Work to complete – Transcribe all of the material exactly, except for its pictures.

Extracted records –
"""

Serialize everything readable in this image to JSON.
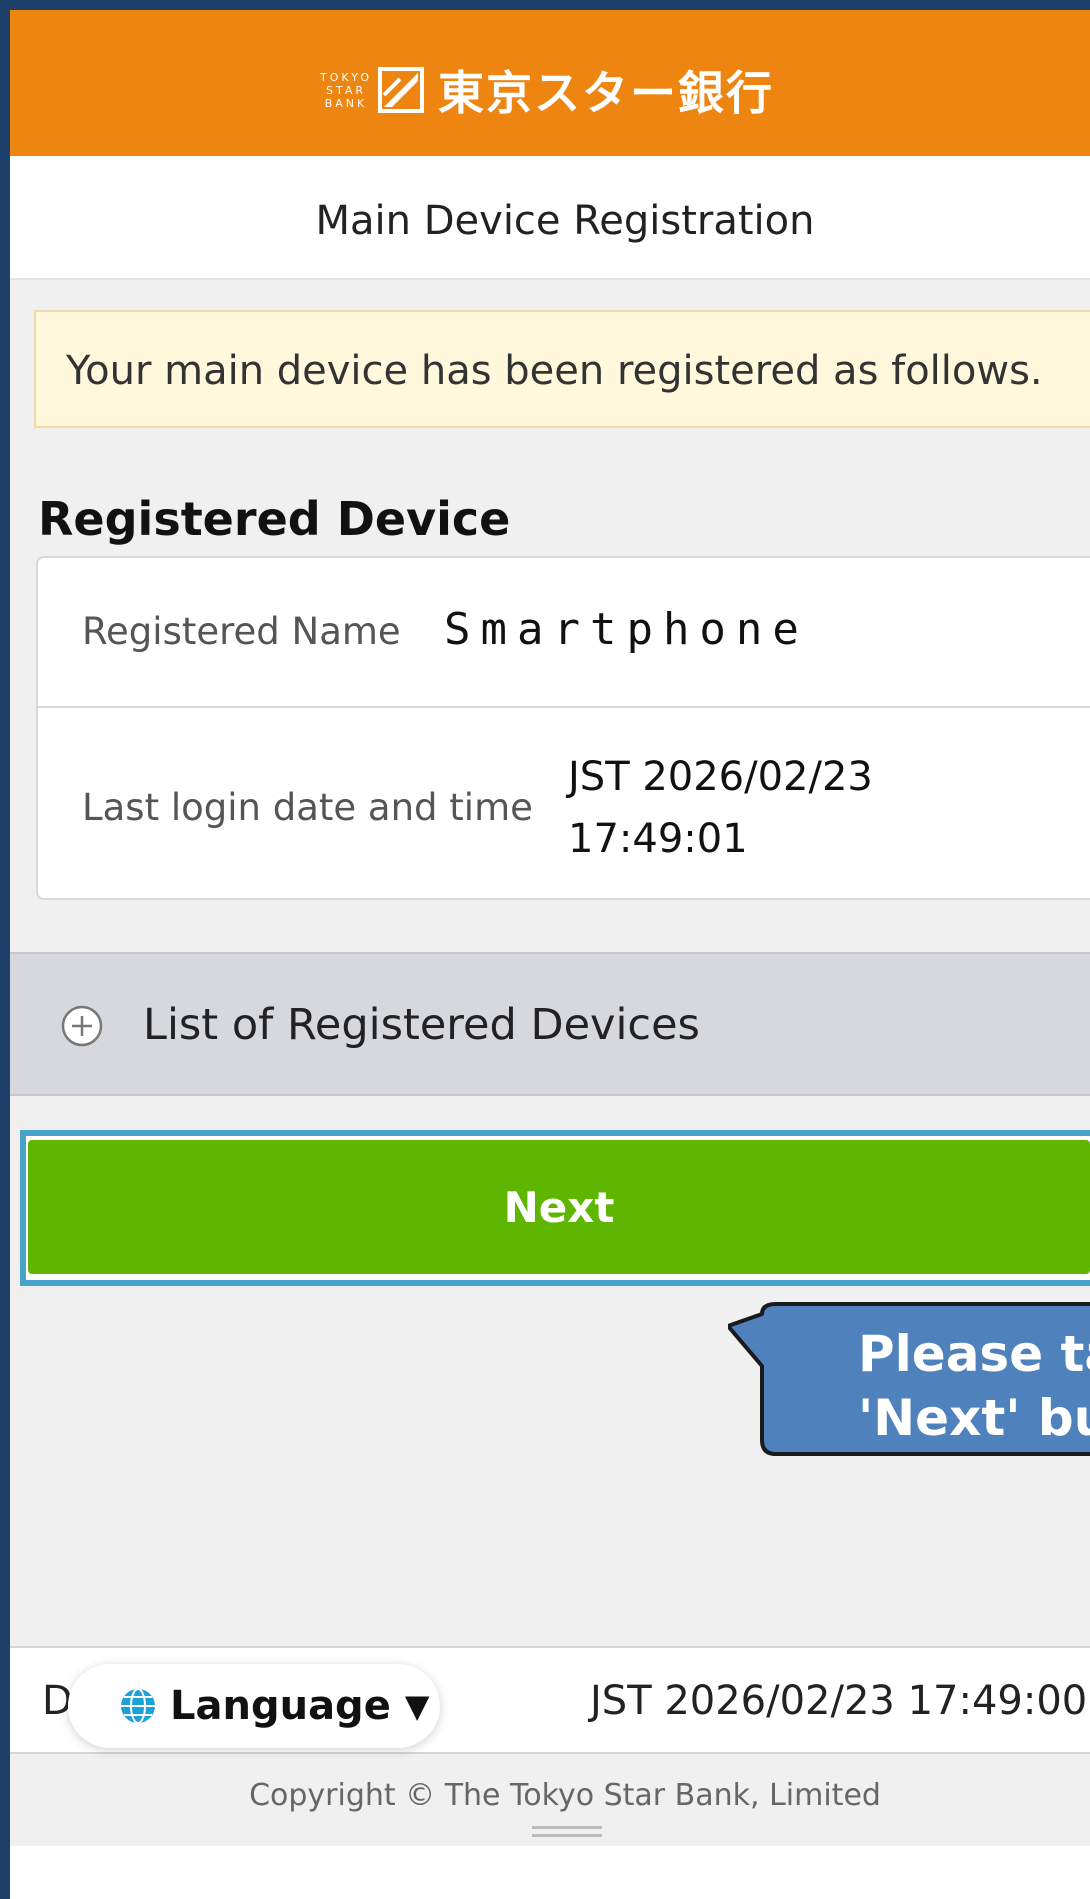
{
  "header": {
    "logo_en_lines": [
      "TOKYO",
      "STAR",
      "BANK"
    ],
    "logo_jp": "東京スター銀行",
    "brand_color": "#ef8511"
  },
  "page": {
    "title": "Main Device Registration"
  },
  "notice": {
    "text": "Your main device has been registered as follows."
  },
  "registered_device": {
    "heading": "Registered Device",
    "rows": [
      {
        "label": "Registered Name",
        "value": "Smartphone"
      },
      {
        "label": "Last login date and time",
        "value_line1": "JST 2026/02/23",
        "value_line2": "17:49:01"
      }
    ]
  },
  "devices_list": {
    "label": "List of Registered Devices",
    "icon": "plus-circle-icon"
  },
  "next_button": {
    "label": "Next",
    "color": "#5eb600",
    "highlight_color": "#4aa3c9"
  },
  "callout": {
    "line1": "Please ta",
    "line2": "'Next' bu",
    "color": "#4f81bd"
  },
  "footer": {
    "screen_code": "D",
    "language_label": "Language",
    "language_caret": "▼",
    "language_icon": "globe-icon",
    "timestamp": "JST 2026/02/23 17:49:00",
    "copyright": "Copyright © The Tokyo Star Bank, Limited"
  }
}
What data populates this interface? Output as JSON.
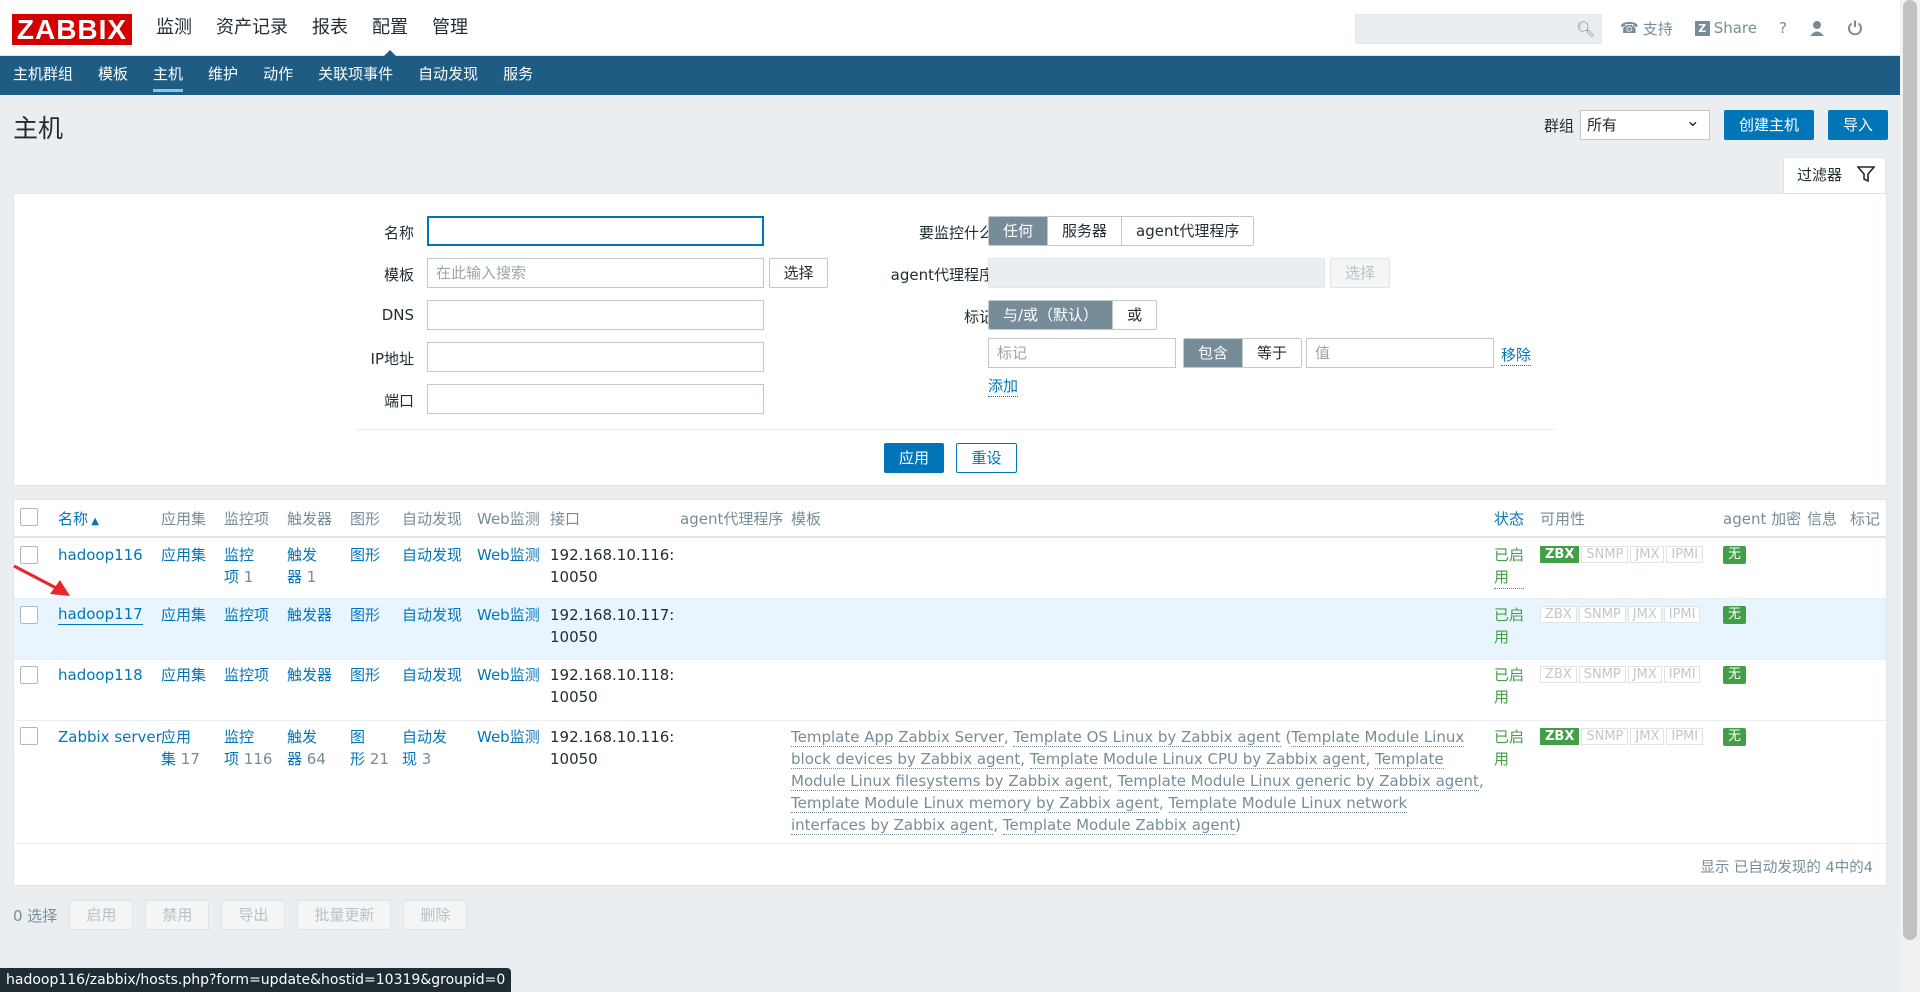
{
  "logo": "ZABBIX",
  "topmenu": [
    "监测",
    "资产记录",
    "报表",
    "配置",
    "管理"
  ],
  "toplinks": {
    "support": "支持",
    "share": "Share",
    "help": "?"
  },
  "submenu": [
    "主机群组",
    "模板",
    "主机",
    "维护",
    "动作",
    "关联项事件",
    "自动发现",
    "服务"
  ],
  "page": {
    "title": "主机",
    "group_label": "群组",
    "group_value": "所有",
    "create_btn": "创建主机",
    "import_btn": "导入"
  },
  "filter": {
    "tab": "过滤器",
    "name_label": "名称",
    "template_label": "模板",
    "template_placeholder": "在此输入搜索",
    "select_btn": "选择",
    "dns_label": "DNS",
    "ip_label": "IP地址",
    "port_label": "端口",
    "monitored_by_label": "要监控什么",
    "monitored_by": [
      "任何",
      "服务器",
      "agent代理程序"
    ],
    "proxy_label": "agent代理程序",
    "proxy_select_btn": "选择",
    "tags_label": "标记",
    "tags_mode": [
      "与/或（默认）",
      "或"
    ],
    "tag_placeholder": "标记",
    "tag_ops": [
      "包含",
      "等于"
    ],
    "value_placeholder": "值",
    "remove": "移除",
    "add": "添加",
    "apply": "应用",
    "reset": "重设"
  },
  "table": {
    "headers": {
      "name": "名称",
      "apps": "应用集",
      "items": "监控项",
      "triggers": "触发器",
      "graphs": "图形",
      "discovery": "自动发现",
      "web": "Web监测",
      "interface": "接口",
      "proxy": "agent代理程序",
      "templates": "模板",
      "status": "状态",
      "availability": "可用性",
      "encryption": "agent 加密",
      "info": "信息",
      "tags": "标记"
    },
    "rows": [
      {
        "name": "hadoop116",
        "apps": "应用集",
        "apps_count": "",
        "items_a": "监控",
        "items_b": "项",
        "items_count": "1",
        "triggers_a": "触发",
        "triggers_b": "器",
        "triggers_count": "1",
        "graphs": "图形",
        "discovery": "自动发现",
        "web": "Web监测",
        "interface_a": "192.168.10.116:",
        "interface_b": "10050",
        "status_a": "已启",
        "status_b": "用",
        "avail": [
          "ZBX",
          "SNMP",
          "JMX",
          "IPMI"
        ],
        "avail_on": [
          true,
          false,
          false,
          false
        ],
        "enc": "无"
      },
      {
        "name": "hadoop117",
        "apps": "应用集",
        "items": "监控项",
        "triggers": "触发器",
        "graphs": "图形",
        "discovery": "自动发现",
        "web": "Web监测",
        "interface_a": "192.168.10.117:",
        "interface_b": "10050",
        "status_a": "已启",
        "status_b": "用",
        "avail": [
          "ZBX",
          "SNMP",
          "JMX",
          "IPMI"
        ],
        "avail_on": [
          false,
          false,
          false,
          false
        ],
        "enc": "无"
      },
      {
        "name": "hadoop118",
        "apps": "应用集",
        "items": "监控项",
        "triggers": "触发器",
        "graphs": "图形",
        "discovery": "自动发现",
        "web": "Web监测",
        "interface_a": "192.168.10.118:",
        "interface_b": "10050",
        "status_a": "已启",
        "status_b": "用",
        "avail": [
          "ZBX",
          "SNMP",
          "JMX",
          "IPMI"
        ],
        "avail_on": [
          false,
          false,
          false,
          false
        ],
        "enc": "无"
      },
      {
        "name": "Zabbix server",
        "apps_a": "应用",
        "apps_b": "集",
        "apps_count": "17",
        "items_a": "监控",
        "items_b": "项",
        "items_count": "116",
        "triggers_a": "触发",
        "triggers_b": "器",
        "triggers_count": "64",
        "graphs_a": "图",
        "graphs_b": "形",
        "graphs_count": "21",
        "discovery_a": "自动发",
        "discovery_b": "现",
        "discovery_count": "3",
        "web": "Web监测",
        "interface_a": "192.168.10.116:",
        "interface_b": "10050",
        "templates": [
          "Template App Zabbix Server",
          "Template OS Linux by Zabbix agent",
          "Template Module Linux block devices by Zabbix agent",
          "Template Module Linux CPU by Zabbix agent",
          "Template Module Linux filesystems by Zabbix agent",
          "Template Module Linux generic by Zabbix agent",
          "Template Module Linux memory by Zabbix agent",
          "Template Module Linux network interfaces by Zabbix agent",
          "Template Module Zabbix agent"
        ],
        "status_a": "已启",
        "status_b": "用",
        "avail": [
          "ZBX",
          "SNMP",
          "JMX",
          "IPMI"
        ],
        "avail_on": [
          true,
          false,
          false,
          false
        ],
        "enc": "无"
      }
    ],
    "footer": "显示 已自动发现的 4中的4"
  },
  "actions": {
    "selected": "0 选择",
    "buttons": [
      "启用",
      "禁用",
      "导出",
      "批量更新",
      "删除"
    ]
  },
  "status_url": "hadoop116/zabbix/hosts.php?form=update&hostid=10319&groupid=0",
  "colors": {
    "nav": "#1f5c84",
    "link": "#0275b8",
    "green": "#429e47",
    "logo": "#d40000"
  }
}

"""

Expected output –
Serialize everything readable in this image to JSON.
{
  "header": {
    "logo_en_lines": [
      "TOKYO",
      "STAR",
      "BANK"
    ],
    "logo_jp": "東京スター銀行",
    "brand_color": "#ef8511"
  },
  "page": {
    "title": "Main Device Registration"
  },
  "notice": {
    "text": "Your main device has been registered as follows."
  },
  "registered_device": {
    "heading": "Registered Device",
    "rows": [
      {
        "label": "Registered Name",
        "value": "Smartphone"
      },
      {
        "label": "Last login date and time",
        "value_line1": "JST 2026/02/23",
        "value_line2": "17:49:01"
      }
    ]
  },
  "devices_list": {
    "label": "List of Registered Devices",
    "icon": "plus-circle-icon"
  },
  "next_button": {
    "label": "Next",
    "color": "#5eb600",
    "highlight_color": "#4aa3c9"
  },
  "callout": {
    "line1": "Please ta",
    "line2": "'Next' bu",
    "color": "#4f81bd"
  },
  "footer": {
    "screen_code": "D",
    "language_label": "Language",
    "language_caret": "▼",
    "language_icon": "globe-icon",
    "timestamp": "JST 2026/02/23 17:49:00",
    "copyright": "Copyright © The Tokyo Star Bank, Limited"
  }
}
What data populates this interface? Output as JSON.
{
  "logo": "ZABBIX",
  "topmenu": [
    "监测",
    "资产记录",
    "报表",
    "配置",
    "管理"
  ],
  "toplinks": {
    "support": "支持",
    "share": "Share",
    "help": "?"
  },
  "submenu": [
    "主机群组",
    "模板",
    "主机",
    "维护",
    "动作",
    "关联项事件",
    "自动发现",
    "服务"
  ],
  "page": {
    "title": "主机",
    "group_label": "群组",
    "group_value": "所有",
    "create_btn": "创建主机",
    "import_btn": "导入"
  },
  "filter": {
    "tab": "过滤器",
    "name_label": "名称",
    "template_label": "模板",
    "template_placeholder": "在此输入搜索",
    "select_btn": "选择",
    "dns_label": "DNS",
    "ip_label": "IP地址",
    "port_label": "端口",
    "monitored_by_label": "要监控什么",
    "monitored_by": [
      "任何",
      "服务器",
      "agent代理程序"
    ],
    "proxy_label": "agent代理程序",
    "proxy_select_btn": "选择",
    "tags_label": "标记",
    "tags_mode": [
      "与/或（默认）",
      "或"
    ],
    "tag_placeholder": "标记",
    "tag_ops": [
      "包含",
      "等于"
    ],
    "value_placeholder": "值",
    "remove": "移除",
    "add": "添加",
    "apply": "应用",
    "reset": "重设"
  },
  "table": {
    "headers": {
      "name": "名称",
      "apps": "应用集",
      "items": "监控项",
      "triggers": "触发器",
      "graphs": "图形",
      "discovery": "自动发现",
      "web": "Web监测",
      "interface": "接口",
      "proxy": "agent代理程序",
      "templates": "模板",
      "status": "状态",
      "availability": "可用性",
      "encryption": "agent 加密",
      "info": "信息",
      "tags": "标记"
    },
    "rows": [
      {
        "name": "hadoop116",
        "apps": "应用集",
        "apps_count": "",
        "items_a": "监控",
        "items_b": "项",
        "items_count": "1",
        "triggers_a": "触发",
        "triggers_b": "器",
        "triggers_count": "1",
        "graphs": "图形",
        "discovery": "自动发现",
        "web": "Web监测",
        "interface_a": "192.168.10.116:",
        "interface_b": "10050",
        "status_a": "已启",
        "status_b": "用",
        "avail": [
          "ZBX",
          "SNMP",
          "JMX",
          "IPMI"
        ],
        "avail_on": [
          true,
          false,
          false,
          false
        ],
        "enc": "无"
      },
      {
        "name": "hadoop117",
        "apps": "应用集",
        "items": "监控项",
        "triggers": "触发器",
        "graphs": "图形",
        "discovery": "自动发现",
        "web": "Web监测",
        "interface_a": "192.168.10.117:",
        "interface_b": "10050",
        "status_a": "已启",
        "status_b": "用",
        "avail": [
          "ZBX",
          "SNMP",
          "JMX",
          "IPMI"
        ],
        "avail_on": [
          false,
          false,
          false,
          false
        ],
        "enc": "无"
      },
      {
        "name": "hadoop118",
        "apps": "应用集",
        "items": "监控项",
        "triggers": "触发器",
        "graphs": "图形",
        "discovery": "自动发现",
        "web": "Web监测",
        "interface_a": "192.168.10.118:",
        "interface_b": "10050",
        "status_a": "已启",
        "status_b": "用",
        "avail": [
          "ZBX",
          "SNMP",
          "JMX",
          "IPMI"
        ],
        "avail_on": [
          false,
          false,
          false,
          false
        ],
        "enc": "无"
      },
      {
        "name": "Zabbix server",
        "apps_a": "应用",
        "apps_b": "集",
        "apps_count": "17",
        "items_a": "监控",
        "items_b": "项",
        "items_count": "116",
        "triggers_a": "触发",
        "triggers_b": "器",
        "triggers_count": "64",
        "graphs_a": "图",
        "graphs_b": "形",
        "graphs_count": "21",
        "discovery_a": "自动发",
        "discovery_b": "现",
        "discovery_count": "3",
        "web": "Web监测",
        "interface_a": "192.168.10.116:",
        "interface_b": "10050",
        "templates": [
          "Template App Zabbix Server",
          "Template OS Linux by Zabbix agent",
          "Template Module Linux block devices by Zabbix agent",
          "Template Module Linux CPU by Zabbix agent",
          "Template Module Linux filesystems by Zabbix agent",
          "Template Module Linux generic by Zabbix agent",
          "Template Module Linux memory by Zabbix agent",
          "Template Module Linux network interfaces by Zabbix agent",
          "Template Module Zabbix agent"
        ],
        "status_a": "已启",
        "status_b": "用",
        "avail": [
          "ZBX",
          "SNMP",
          "JMX",
          "IPMI"
        ],
        "avail_on": [
          true,
          false,
          false,
          false
        ],
        "enc": "无"
      }
    ],
    "footer": "显示 已自动发现的 4中的4"
  },
  "actions": {
    "selected": "0 选择",
    "buttons": [
      "启用",
      "禁用",
      "导出",
      "批量更新",
      "删除"
    ]
  },
  "status_url": "hadoop116/zabbix/hosts.php?form=update&hostid=10319&groupid=0",
  "colors": {
    "nav": "#1f5c84",
    "link": "#0275b8",
    "green": "#429e47",
    "logo": "#d40000"
  }
}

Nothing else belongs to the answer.